▸ **What is needed**
Find every line below with the word "cell" in it, and copy each one.

▸ **Material shown**
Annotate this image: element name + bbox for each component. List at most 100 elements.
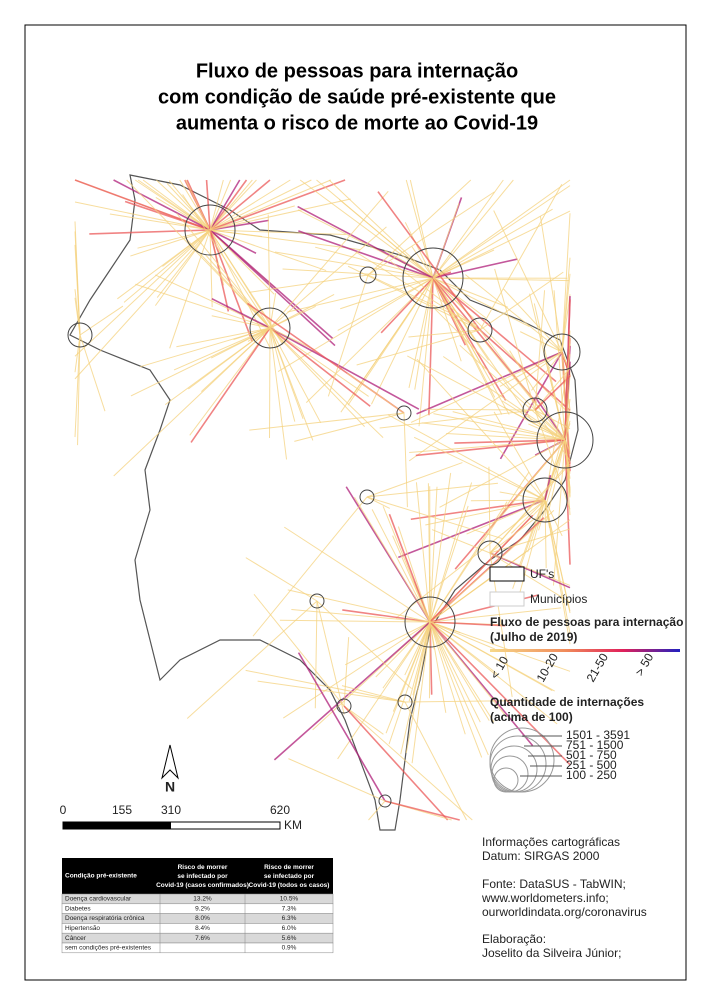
table-header-bg [62, 858, 333, 894]
flow-line [510, 499, 546, 534]
flow-line [173, 327, 271, 371]
flow-line [429, 621, 506, 627]
table-cell: 5.6% [282, 935, 297, 942]
flow-line [209, 229, 275, 295]
flow-line [288, 758, 386, 802]
flow-line [544, 499, 571, 614]
flow-line [408, 277, 434, 388]
flow-line [561, 213, 571, 353]
flow-line [209, 179, 224, 231]
flow-line [501, 400, 566, 441]
flow-line [404, 222, 434, 279]
flow-line [74, 244, 81, 336]
flow-line [439, 439, 566, 508]
flow-line [432, 277, 503, 415]
flow-line [291, 608, 431, 623]
flow-line [489, 552, 571, 586]
flow-line [74, 229, 211, 357]
flow-line [210, 327, 271, 359]
risk-table: Condição pré-existente Risco de morrer se … [61, 858, 334, 954]
info: Fonte: DataSUS - TabWIN; [482, 877, 626, 891]
flow-line [416, 351, 563, 415]
flow-line [528, 423, 566, 441]
flow-line [368, 800, 386, 821]
flow-line [493, 210, 563, 353]
table-row-bg [61, 942, 334, 954]
flow-line [516, 499, 546, 605]
flow-line [367, 179, 472, 276]
flow-line [233, 327, 271, 340]
flow-line [488, 466, 491, 554]
flow-line [211, 315, 271, 329]
table-cell: 7.3% [282, 905, 297, 912]
flow-line [366, 482, 499, 498]
flow-line [429, 621, 483, 758]
info: ourworldindata.org/coronavirus [482, 905, 647, 919]
flow-line [130, 229, 211, 257]
flow-line [452, 411, 566, 441]
flow-line [354, 497, 431, 623]
scale-unit: KM [284, 818, 302, 832]
flow-line [392, 535, 431, 623]
table-cell: 13.2% [193, 896, 212, 903]
flow-line [421, 422, 566, 441]
flow-line [470, 499, 546, 502]
scale-label: 620 [270, 803, 290, 817]
flow-line [390, 261, 481, 331]
flow-line [404, 701, 467, 821]
flow-line [404, 700, 521, 703]
flow-line [74, 334, 81, 373]
flow-line [411, 621, 431, 764]
flow-line [209, 219, 269, 231]
flow-line [392, 621, 431, 712]
flow-line [182, 194, 271, 329]
scale-bar-fill [63, 822, 171, 829]
flow-line [269, 191, 389, 329]
flow-line [379, 409, 536, 429]
flow-line [459, 344, 566, 441]
flow-line [400, 621, 431, 755]
flow-line [179, 179, 211, 231]
legend-uf: UF's [530, 567, 554, 581]
title: Fluxo de pessoas para internação [196, 60, 518, 82]
flow-line [209, 179, 271, 231]
flow-subtitle: (Julho de 2019) [490, 630, 577, 644]
flow-line [297, 205, 434, 279]
flow-line [269, 327, 420, 410]
flow-line [189, 327, 271, 436]
flow-line [405, 179, 434, 279]
flow-line [169, 229, 211, 349]
flow-line [185, 179, 211, 231]
flow-line [135, 283, 271, 329]
flow-line [429, 621, 555, 692]
flow-line [366, 496, 390, 509]
flow-line [465, 274, 563, 353]
flow-line [209, 229, 334, 340]
flow-line [432, 179, 504, 279]
flow-line [489, 517, 536, 554]
flow-line [209, 179, 253, 231]
flow-line [489, 460, 571, 554]
info: www.worldometers.info; [481, 891, 609, 905]
flow-lines [74, 179, 571, 821]
flow-line [429, 482, 473, 623]
hub-circle [359, 489, 375, 505]
flow-line [431, 529, 491, 554]
flow-line [297, 652, 386, 802]
qty-subtitle: (acima de 100) [490, 710, 573, 724]
flow-line [269, 327, 384, 438]
flow-line [204, 254, 271, 329]
flow-line [126, 179, 271, 329]
flow-line [428, 277, 434, 416]
flow-line [429, 621, 490, 721]
flow-line [564, 439, 571, 452]
flow-line [338, 199, 434, 279]
flow-line [539, 216, 563, 353]
hub-circle [359, 266, 377, 284]
flow-line [415, 439, 566, 457]
flow-line [544, 499, 571, 645]
flow-line [209, 229, 257, 254]
flow-line [343, 705, 473, 821]
flow-line [538, 439, 566, 531]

▸ **Exercise result**
table-cell: 5.6% [282, 935, 297, 942]
table-cell: 7.3% [282, 905, 297, 912]
table-cell: 13.2% [193, 896, 212, 903]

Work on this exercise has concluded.